- [Extracted data entries]:

"""

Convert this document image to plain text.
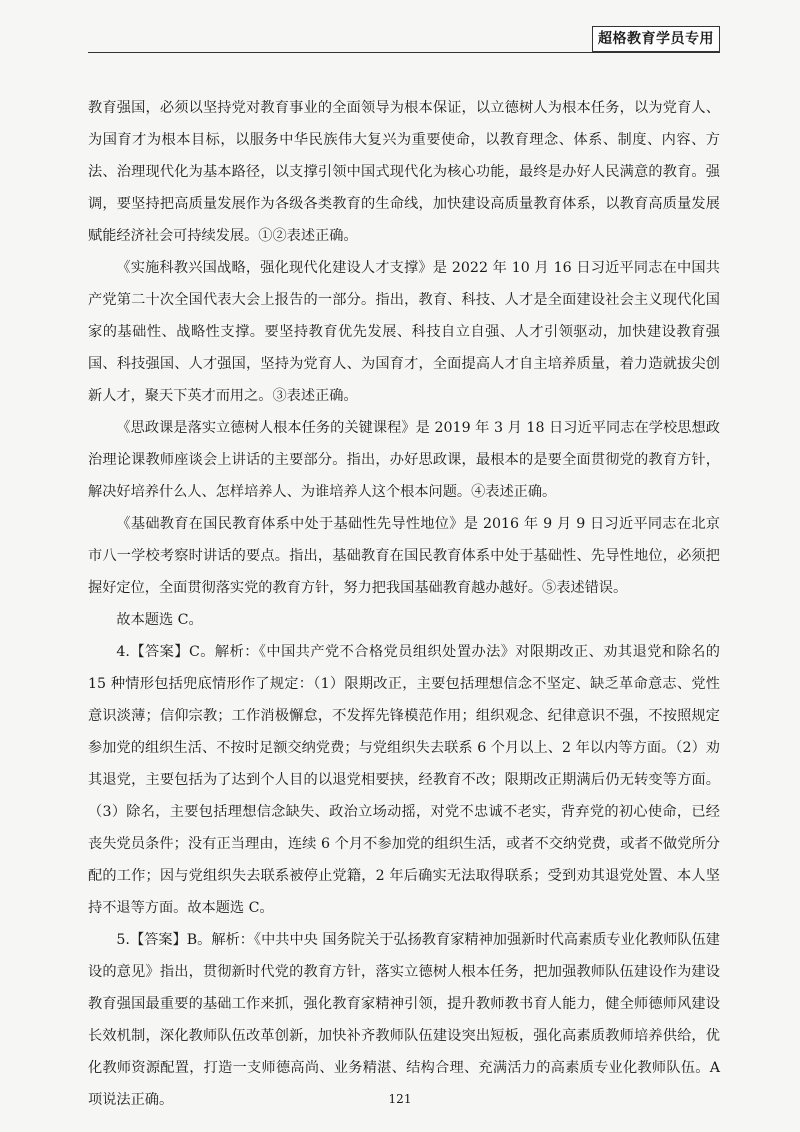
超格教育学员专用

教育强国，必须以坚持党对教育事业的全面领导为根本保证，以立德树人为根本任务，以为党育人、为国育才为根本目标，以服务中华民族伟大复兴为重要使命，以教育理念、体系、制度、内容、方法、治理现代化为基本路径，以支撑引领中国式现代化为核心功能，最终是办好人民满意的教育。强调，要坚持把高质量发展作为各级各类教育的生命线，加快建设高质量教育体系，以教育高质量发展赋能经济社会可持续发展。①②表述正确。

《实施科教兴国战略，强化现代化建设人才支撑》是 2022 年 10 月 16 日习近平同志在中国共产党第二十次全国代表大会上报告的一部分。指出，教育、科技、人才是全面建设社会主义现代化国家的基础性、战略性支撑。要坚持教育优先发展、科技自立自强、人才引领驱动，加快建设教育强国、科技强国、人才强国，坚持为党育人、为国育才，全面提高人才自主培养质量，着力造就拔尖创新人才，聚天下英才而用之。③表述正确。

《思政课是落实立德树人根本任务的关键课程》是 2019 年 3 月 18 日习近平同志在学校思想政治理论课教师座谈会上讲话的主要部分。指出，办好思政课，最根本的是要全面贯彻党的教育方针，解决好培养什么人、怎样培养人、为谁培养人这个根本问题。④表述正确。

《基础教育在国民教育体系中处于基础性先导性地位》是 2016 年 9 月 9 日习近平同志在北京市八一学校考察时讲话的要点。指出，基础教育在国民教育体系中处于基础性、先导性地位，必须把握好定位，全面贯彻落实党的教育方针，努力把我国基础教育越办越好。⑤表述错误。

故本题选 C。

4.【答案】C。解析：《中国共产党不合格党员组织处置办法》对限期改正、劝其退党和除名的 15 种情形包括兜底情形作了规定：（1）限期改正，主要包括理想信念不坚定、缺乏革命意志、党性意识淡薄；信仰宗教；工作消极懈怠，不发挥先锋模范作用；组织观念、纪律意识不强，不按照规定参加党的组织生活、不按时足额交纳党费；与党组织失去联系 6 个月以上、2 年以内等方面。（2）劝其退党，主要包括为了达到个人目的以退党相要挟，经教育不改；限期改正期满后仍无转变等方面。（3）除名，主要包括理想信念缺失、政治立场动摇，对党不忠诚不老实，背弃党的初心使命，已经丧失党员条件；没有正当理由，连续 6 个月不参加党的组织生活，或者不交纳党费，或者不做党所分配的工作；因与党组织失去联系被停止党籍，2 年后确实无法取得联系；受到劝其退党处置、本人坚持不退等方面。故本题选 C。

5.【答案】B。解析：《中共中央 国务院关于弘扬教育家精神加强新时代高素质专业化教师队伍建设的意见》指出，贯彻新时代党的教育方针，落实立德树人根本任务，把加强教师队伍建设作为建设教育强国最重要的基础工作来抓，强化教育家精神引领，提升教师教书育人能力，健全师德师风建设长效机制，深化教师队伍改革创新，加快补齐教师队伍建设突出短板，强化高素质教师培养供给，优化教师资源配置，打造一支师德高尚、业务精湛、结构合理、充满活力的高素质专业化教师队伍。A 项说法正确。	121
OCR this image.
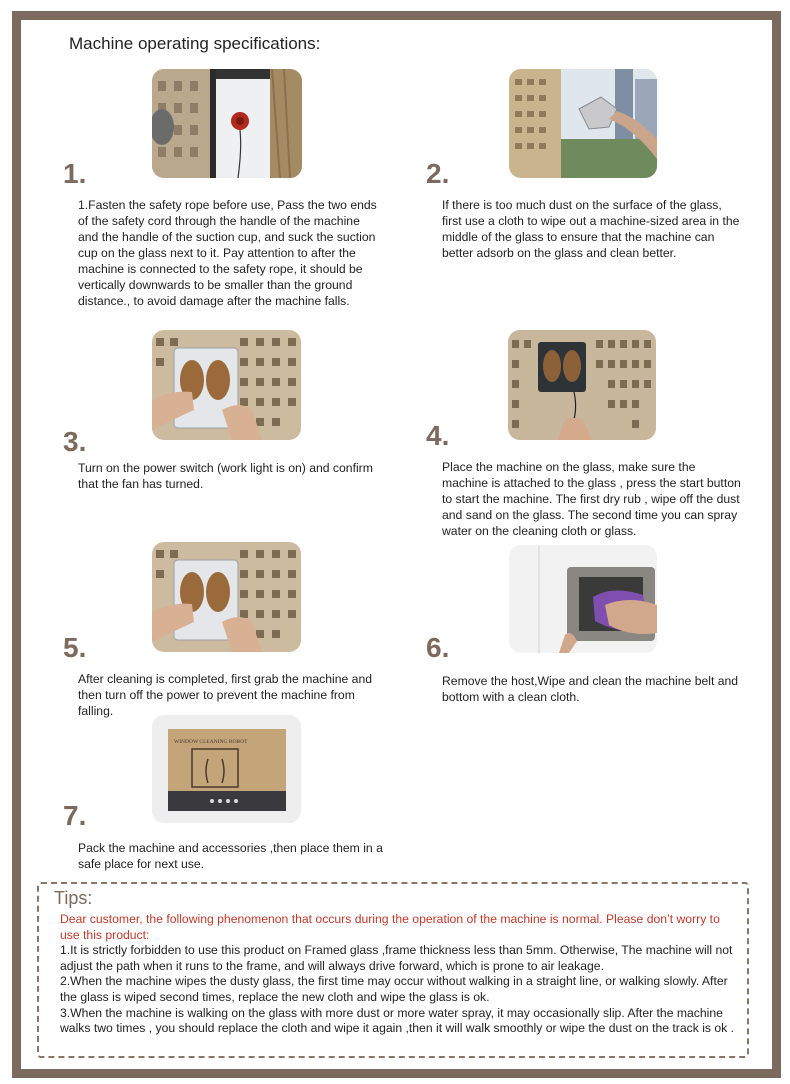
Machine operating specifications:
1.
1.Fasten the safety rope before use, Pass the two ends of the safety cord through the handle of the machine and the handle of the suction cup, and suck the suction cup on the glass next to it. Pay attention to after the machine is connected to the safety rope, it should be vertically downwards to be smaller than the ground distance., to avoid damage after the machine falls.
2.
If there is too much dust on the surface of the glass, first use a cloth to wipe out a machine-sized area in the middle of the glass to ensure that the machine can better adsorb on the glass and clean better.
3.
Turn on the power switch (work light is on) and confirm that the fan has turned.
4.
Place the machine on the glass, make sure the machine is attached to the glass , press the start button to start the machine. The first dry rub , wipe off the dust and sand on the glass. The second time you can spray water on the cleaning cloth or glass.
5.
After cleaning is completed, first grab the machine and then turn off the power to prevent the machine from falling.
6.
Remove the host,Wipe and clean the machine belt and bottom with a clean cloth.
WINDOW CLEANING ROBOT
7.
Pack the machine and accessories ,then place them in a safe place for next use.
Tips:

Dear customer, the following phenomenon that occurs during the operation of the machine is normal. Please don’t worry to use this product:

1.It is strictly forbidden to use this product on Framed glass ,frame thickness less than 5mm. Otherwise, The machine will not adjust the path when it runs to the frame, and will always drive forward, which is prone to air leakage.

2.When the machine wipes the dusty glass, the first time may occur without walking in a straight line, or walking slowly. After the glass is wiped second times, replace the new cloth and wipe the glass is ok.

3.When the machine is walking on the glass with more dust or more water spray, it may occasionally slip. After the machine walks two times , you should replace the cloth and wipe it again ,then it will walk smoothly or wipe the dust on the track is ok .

"""

- [Exercise objective]:
Collect the complete line wherever the string "walking" appears in the records.

- [Solution to the exercise]:
2.When the machine wipes the dusty glass, the first time may occur without walking in a straight line, or walking slowly. After the glass is wiped second times, replace the new cloth and wipe the glass is ok.
3.When the machine is walking on the glass with more dust or more water spray, it may occasionally slip. After the machine walks two times , you should replace the cloth and wipe it again ,then it will walk smoothly or wipe the dust on the track is ok .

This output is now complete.